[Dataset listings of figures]
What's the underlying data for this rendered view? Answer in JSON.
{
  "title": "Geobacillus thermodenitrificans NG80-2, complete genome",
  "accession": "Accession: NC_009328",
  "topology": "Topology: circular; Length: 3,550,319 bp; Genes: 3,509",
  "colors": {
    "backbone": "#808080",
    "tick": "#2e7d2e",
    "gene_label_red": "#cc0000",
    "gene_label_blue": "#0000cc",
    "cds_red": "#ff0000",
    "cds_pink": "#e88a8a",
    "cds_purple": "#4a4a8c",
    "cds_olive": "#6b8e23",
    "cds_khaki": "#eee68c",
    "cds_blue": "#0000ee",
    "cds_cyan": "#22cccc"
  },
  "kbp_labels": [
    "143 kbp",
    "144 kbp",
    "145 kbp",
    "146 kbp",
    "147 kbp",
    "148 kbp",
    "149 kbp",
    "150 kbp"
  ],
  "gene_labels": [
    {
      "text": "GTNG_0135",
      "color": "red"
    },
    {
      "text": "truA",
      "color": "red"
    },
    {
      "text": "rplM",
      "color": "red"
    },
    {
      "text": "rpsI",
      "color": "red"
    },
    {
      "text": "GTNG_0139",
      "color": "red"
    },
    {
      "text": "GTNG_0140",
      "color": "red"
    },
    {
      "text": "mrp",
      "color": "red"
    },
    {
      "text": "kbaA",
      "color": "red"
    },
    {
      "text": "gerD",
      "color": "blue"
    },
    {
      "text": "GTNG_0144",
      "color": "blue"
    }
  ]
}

[Brief] From the first line down to the last, give the records again exactly.

[Response to this task]
What's the underlying data for this rendered view? Answer in JSON.
{
  "title": "Geobacillus thermodenitrificans NG80-2, complete genome",
  "accession": "Accession: NC_009328",
  "topology": "Topology: circular; Length: 3,550,319 bp; Genes: 3,509",
  "colors": {
    "backbone": "#808080",
    "tick": "#2e7d2e",
    "gene_label_red": "#cc0000",
    "gene_label_blue": "#0000cc",
    "cds_red": "#ff0000",
    "cds_pink": "#e88a8a",
    "cds_purple": "#4a4a8c",
    "cds_olive": "#6b8e23",
    "cds_khaki": "#eee68c",
    "cds_blue": "#0000ee",
    "cds_cyan": "#22cccc"
  },
  "kbp_labels": [
    "143 kbp",
    "144 kbp",
    "145 kbp",
    "146 kbp",
    "147 kbp",
    "148 kbp",
    "149 kbp",
    "150 kbp"
  ],
  "gene_labels": [
    {
      "text": "GTNG_0135",
      "color": "red"
    },
    {
      "text": "truA",
      "color": "red"
    },
    {
      "text": "rplM",
      "color": "red"
    },
    {
      "text": "rpsI",
      "color": "red"
    },
    {
      "text": "GTNG_0139",
      "color": "red"
    },
    {
      "text": "GTNG_0140",
      "color": "red"
    },
    {
      "text": "mrp",
      "color": "red"
    },
    {
      "text": "kbaA",
      "color": "red"
    },
    {
      "text": "gerD",
      "color": "blue"
    },
    {
      "text": "GTNG_0144",
      "color": "blue"
    }
  ]
}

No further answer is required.